§ RECORD LIST:
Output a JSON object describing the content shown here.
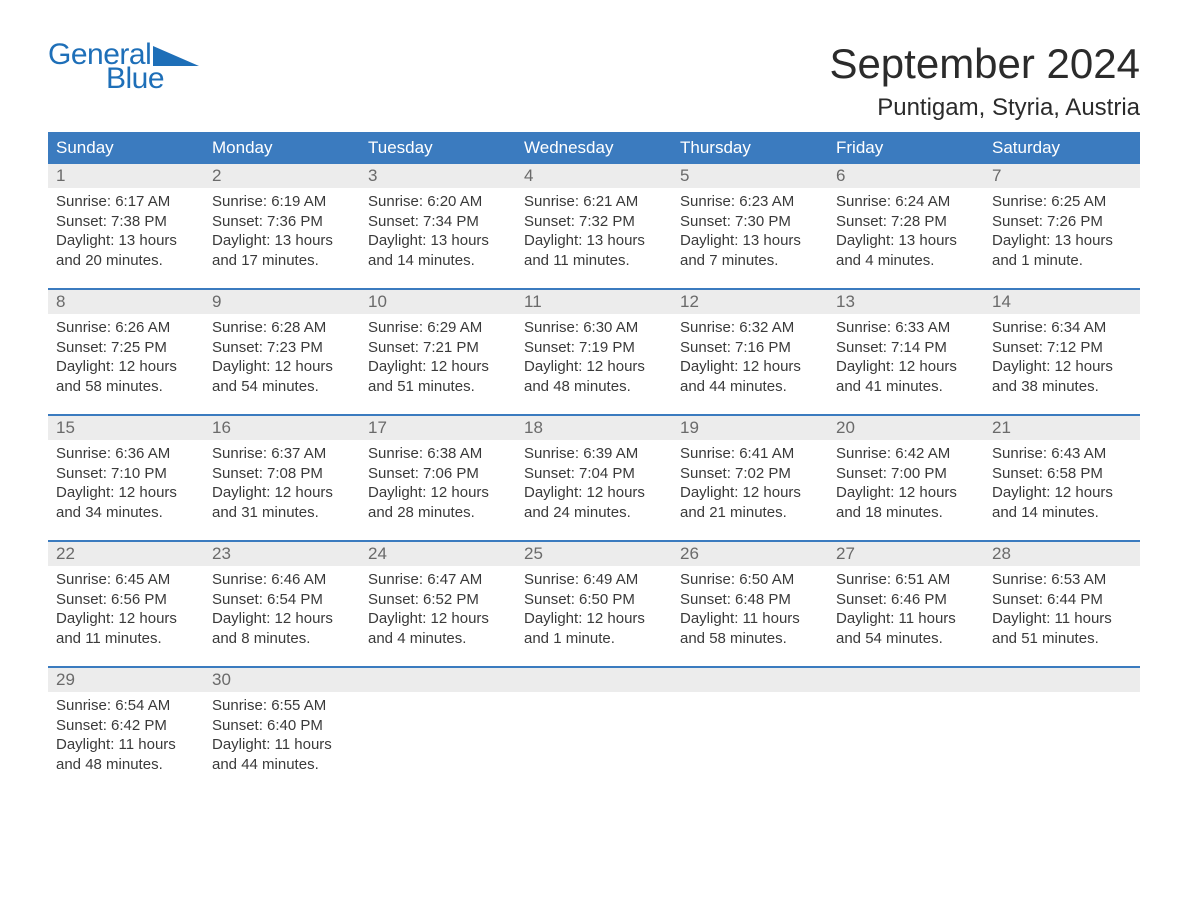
{
  "brand": {
    "line1": "General",
    "line2": "Blue"
  },
  "title": "September 2024",
  "location": "Puntigam, Styria, Austria",
  "colors": {
    "header_bg": "#3b7bbf",
    "header_text": "#ffffff",
    "daynum_bg": "#ececec",
    "daynum_text": "#6a6a6a",
    "body_text": "#3a3a3a",
    "rule": "#3b7bbf",
    "brand": "#1e6fb8",
    "page_bg": "#ffffff"
  },
  "weekdays": [
    "Sunday",
    "Monday",
    "Tuesday",
    "Wednesday",
    "Thursday",
    "Friday",
    "Saturday"
  ],
  "weeks": [
    [
      {
        "n": "1",
        "sunrise": "6:17 AM",
        "sunset": "7:38 PM",
        "dl1": "Daylight: 13 hours",
        "dl2": "and 20 minutes."
      },
      {
        "n": "2",
        "sunrise": "6:19 AM",
        "sunset": "7:36 PM",
        "dl1": "Daylight: 13 hours",
        "dl2": "and 17 minutes."
      },
      {
        "n": "3",
        "sunrise": "6:20 AM",
        "sunset": "7:34 PM",
        "dl1": "Daylight: 13 hours",
        "dl2": "and 14 minutes."
      },
      {
        "n": "4",
        "sunrise": "6:21 AM",
        "sunset": "7:32 PM",
        "dl1": "Daylight: 13 hours",
        "dl2": "and 11 minutes."
      },
      {
        "n": "5",
        "sunrise": "6:23 AM",
        "sunset": "7:30 PM",
        "dl1": "Daylight: 13 hours",
        "dl2": "and 7 minutes."
      },
      {
        "n": "6",
        "sunrise": "6:24 AM",
        "sunset": "7:28 PM",
        "dl1": "Daylight: 13 hours",
        "dl2": "and 4 minutes."
      },
      {
        "n": "7",
        "sunrise": "6:25 AM",
        "sunset": "7:26 PM",
        "dl1": "Daylight: 13 hours",
        "dl2": "and 1 minute."
      }
    ],
    [
      {
        "n": "8",
        "sunrise": "6:26 AM",
        "sunset": "7:25 PM",
        "dl1": "Daylight: 12 hours",
        "dl2": "and 58 minutes."
      },
      {
        "n": "9",
        "sunrise": "6:28 AM",
        "sunset": "7:23 PM",
        "dl1": "Daylight: 12 hours",
        "dl2": "and 54 minutes."
      },
      {
        "n": "10",
        "sunrise": "6:29 AM",
        "sunset": "7:21 PM",
        "dl1": "Daylight: 12 hours",
        "dl2": "and 51 minutes."
      },
      {
        "n": "11",
        "sunrise": "6:30 AM",
        "sunset": "7:19 PM",
        "dl1": "Daylight: 12 hours",
        "dl2": "and 48 minutes."
      },
      {
        "n": "12",
        "sunrise": "6:32 AM",
        "sunset": "7:16 PM",
        "dl1": "Daylight: 12 hours",
        "dl2": "and 44 minutes."
      },
      {
        "n": "13",
        "sunrise": "6:33 AM",
        "sunset": "7:14 PM",
        "dl1": "Daylight: 12 hours",
        "dl2": "and 41 minutes."
      },
      {
        "n": "14",
        "sunrise": "6:34 AM",
        "sunset": "7:12 PM",
        "dl1": "Daylight: 12 hours",
        "dl2": "and 38 minutes."
      }
    ],
    [
      {
        "n": "15",
        "sunrise": "6:36 AM",
        "sunset": "7:10 PM",
        "dl1": "Daylight: 12 hours",
        "dl2": "and 34 minutes."
      },
      {
        "n": "16",
        "sunrise": "6:37 AM",
        "sunset": "7:08 PM",
        "dl1": "Daylight: 12 hours",
        "dl2": "and 31 minutes."
      },
      {
        "n": "17",
        "sunrise": "6:38 AM",
        "sunset": "7:06 PM",
        "dl1": "Daylight: 12 hours",
        "dl2": "and 28 minutes."
      },
      {
        "n": "18",
        "sunrise": "6:39 AM",
        "sunset": "7:04 PM",
        "dl1": "Daylight: 12 hours",
        "dl2": "and 24 minutes."
      },
      {
        "n": "19",
        "sunrise": "6:41 AM",
        "sunset": "7:02 PM",
        "dl1": "Daylight: 12 hours",
        "dl2": "and 21 minutes."
      },
      {
        "n": "20",
        "sunrise": "6:42 AM",
        "sunset": "7:00 PM",
        "dl1": "Daylight: 12 hours",
        "dl2": "and 18 minutes."
      },
      {
        "n": "21",
        "sunrise": "6:43 AM",
        "sunset": "6:58 PM",
        "dl1": "Daylight: 12 hours",
        "dl2": "and 14 minutes."
      }
    ],
    [
      {
        "n": "22",
        "sunrise": "6:45 AM",
        "sunset": "6:56 PM",
        "dl1": "Daylight: 12 hours",
        "dl2": "and 11 minutes."
      },
      {
        "n": "23",
        "sunrise": "6:46 AM",
        "sunset": "6:54 PM",
        "dl1": "Daylight: 12 hours",
        "dl2": "and 8 minutes."
      },
      {
        "n": "24",
        "sunrise": "6:47 AM",
        "sunset": "6:52 PM",
        "dl1": "Daylight: 12 hours",
        "dl2": "and 4 minutes."
      },
      {
        "n": "25",
        "sunrise": "6:49 AM",
        "sunset": "6:50 PM",
        "dl1": "Daylight: 12 hours",
        "dl2": "and 1 minute."
      },
      {
        "n": "26",
        "sunrise": "6:50 AM",
        "sunset": "6:48 PM",
        "dl1": "Daylight: 11 hours",
        "dl2": "and 58 minutes."
      },
      {
        "n": "27",
        "sunrise": "6:51 AM",
        "sunset": "6:46 PM",
        "dl1": "Daylight: 11 hours",
        "dl2": "and 54 minutes."
      },
      {
        "n": "28",
        "sunrise": "6:53 AM",
        "sunset": "6:44 PM",
        "dl1": "Daylight: 11 hours",
        "dl2": "and 51 minutes."
      }
    ],
    [
      {
        "n": "29",
        "sunrise": "6:54 AM",
        "sunset": "6:42 PM",
        "dl1": "Daylight: 11 hours",
        "dl2": "and 48 minutes."
      },
      {
        "n": "30",
        "sunrise": "6:55 AM",
        "sunset": "6:40 PM",
        "dl1": "Daylight: 11 hours",
        "dl2": "and 44 minutes."
      },
      null,
      null,
      null,
      null,
      null
    ]
  ],
  "labels": {
    "sunrise_prefix": "Sunrise: ",
    "sunset_prefix": "Sunset: "
  }
}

§ TASK TO CARRY OUT: Keep the pictures out and write out the records exactly.

§ COMPLETE RESPONSE:
Output a JSON object describing the content shown here.
{
  "brand": {
    "line1": "General",
    "line2": "Blue"
  },
  "title": "September 2024",
  "location": "Puntigam, Styria, Austria",
  "colors": {
    "header_bg": "#3b7bbf",
    "header_text": "#ffffff",
    "daynum_bg": "#ececec",
    "daynum_text": "#6a6a6a",
    "body_text": "#3a3a3a",
    "rule": "#3b7bbf",
    "brand": "#1e6fb8",
    "page_bg": "#ffffff"
  },
  "weekdays": [
    "Sunday",
    "Monday",
    "Tuesday",
    "Wednesday",
    "Thursday",
    "Friday",
    "Saturday"
  ],
  "weeks": [
    [
      {
        "n": "1",
        "sunrise": "6:17 AM",
        "sunset": "7:38 PM",
        "dl1": "Daylight: 13 hours",
        "dl2": "and 20 minutes."
      },
      {
        "n": "2",
        "sunrise": "6:19 AM",
        "sunset": "7:36 PM",
        "dl1": "Daylight: 13 hours",
        "dl2": "and 17 minutes."
      },
      {
        "n": "3",
        "sunrise": "6:20 AM",
        "sunset": "7:34 PM",
        "dl1": "Daylight: 13 hours",
        "dl2": "and 14 minutes."
      },
      {
        "n": "4",
        "sunrise": "6:21 AM",
        "sunset": "7:32 PM",
        "dl1": "Daylight: 13 hours",
        "dl2": "and 11 minutes."
      },
      {
        "n": "5",
        "sunrise": "6:23 AM",
        "sunset": "7:30 PM",
        "dl1": "Daylight: 13 hours",
        "dl2": "and 7 minutes."
      },
      {
        "n": "6",
        "sunrise": "6:24 AM",
        "sunset": "7:28 PM",
        "dl1": "Daylight: 13 hours",
        "dl2": "and 4 minutes."
      },
      {
        "n": "7",
        "sunrise": "6:25 AM",
        "sunset": "7:26 PM",
        "dl1": "Daylight: 13 hours",
        "dl2": "and 1 minute."
      }
    ],
    [
      {
        "n": "8",
        "sunrise": "6:26 AM",
        "sunset": "7:25 PM",
        "dl1": "Daylight: 12 hours",
        "dl2": "and 58 minutes."
      },
      {
        "n": "9",
        "sunrise": "6:28 AM",
        "sunset": "7:23 PM",
        "dl1": "Daylight: 12 hours",
        "dl2": "and 54 minutes."
      },
      {
        "n": "10",
        "sunrise": "6:29 AM",
        "sunset": "7:21 PM",
        "dl1": "Daylight: 12 hours",
        "dl2": "and 51 minutes."
      },
      {
        "n": "11",
        "sunrise": "6:30 AM",
        "sunset": "7:19 PM",
        "dl1": "Daylight: 12 hours",
        "dl2": "and 48 minutes."
      },
      {
        "n": "12",
        "sunrise": "6:32 AM",
        "sunset": "7:16 PM",
        "dl1": "Daylight: 12 hours",
        "dl2": "and 44 minutes."
      },
      {
        "n": "13",
        "sunrise": "6:33 AM",
        "sunset": "7:14 PM",
        "dl1": "Daylight: 12 hours",
        "dl2": "and 41 minutes."
      },
      {
        "n": "14",
        "sunrise": "6:34 AM",
        "sunset": "7:12 PM",
        "dl1": "Daylight: 12 hours",
        "dl2": "and 38 minutes."
      }
    ],
    [
      {
        "n": "15",
        "sunrise": "6:36 AM",
        "sunset": "7:10 PM",
        "dl1": "Daylight: 12 hours",
        "dl2": "and 34 minutes."
      },
      {
        "n": "16",
        "sunrise": "6:37 AM",
        "sunset": "7:08 PM",
        "dl1": "Daylight: 12 hours",
        "dl2": "and 31 minutes."
      },
      {
        "n": "17",
        "sunrise": "6:38 AM",
        "sunset": "7:06 PM",
        "dl1": "Daylight: 12 hours",
        "dl2": "and 28 minutes."
      },
      {
        "n": "18",
        "sunrise": "6:39 AM",
        "sunset": "7:04 PM",
        "dl1": "Daylight: 12 hours",
        "dl2": "and 24 minutes."
      },
      {
        "n": "19",
        "sunrise": "6:41 AM",
        "sunset": "7:02 PM",
        "dl1": "Daylight: 12 hours",
        "dl2": "and 21 minutes."
      },
      {
        "n": "20",
        "sunrise": "6:42 AM",
        "sunset": "7:00 PM",
        "dl1": "Daylight: 12 hours",
        "dl2": "and 18 minutes."
      },
      {
        "n": "21",
        "sunrise": "6:43 AM",
        "sunset": "6:58 PM",
        "dl1": "Daylight: 12 hours",
        "dl2": "and 14 minutes."
      }
    ],
    [
      {
        "n": "22",
        "sunrise": "6:45 AM",
        "sunset": "6:56 PM",
        "dl1": "Daylight: 12 hours",
        "dl2": "and 11 minutes."
      },
      {
        "n": "23",
        "sunrise": "6:46 AM",
        "sunset": "6:54 PM",
        "dl1": "Daylight: 12 hours",
        "dl2": "and 8 minutes."
      },
      {
        "n": "24",
        "sunrise": "6:47 AM",
        "sunset": "6:52 PM",
        "dl1": "Daylight: 12 hours",
        "dl2": "and 4 minutes."
      },
      {
        "n": "25",
        "sunrise": "6:49 AM",
        "sunset": "6:50 PM",
        "dl1": "Daylight: 12 hours",
        "dl2": "and 1 minute."
      },
      {
        "n": "26",
        "sunrise": "6:50 AM",
        "sunset": "6:48 PM",
        "dl1": "Daylight: 11 hours",
        "dl2": "and 58 minutes."
      },
      {
        "n": "27",
        "sunrise": "6:51 AM",
        "sunset": "6:46 PM",
        "dl1": "Daylight: 11 hours",
        "dl2": "and 54 minutes."
      },
      {
        "n": "28",
        "sunrise": "6:53 AM",
        "sunset": "6:44 PM",
        "dl1": "Daylight: 11 hours",
        "dl2": "and 51 minutes."
      }
    ],
    [
      {
        "n": "29",
        "sunrise": "6:54 AM",
        "sunset": "6:42 PM",
        "dl1": "Daylight: 11 hours",
        "dl2": "and 48 minutes."
      },
      {
        "n": "30",
        "sunrise": "6:55 AM",
        "sunset": "6:40 PM",
        "dl1": "Daylight: 11 hours",
        "dl2": "and 44 minutes."
      },
      null,
      null,
      null,
      null,
      null
    ]
  ],
  "labels": {
    "sunrise_prefix": "Sunrise: ",
    "sunset_prefix": "Sunset: "
  }
}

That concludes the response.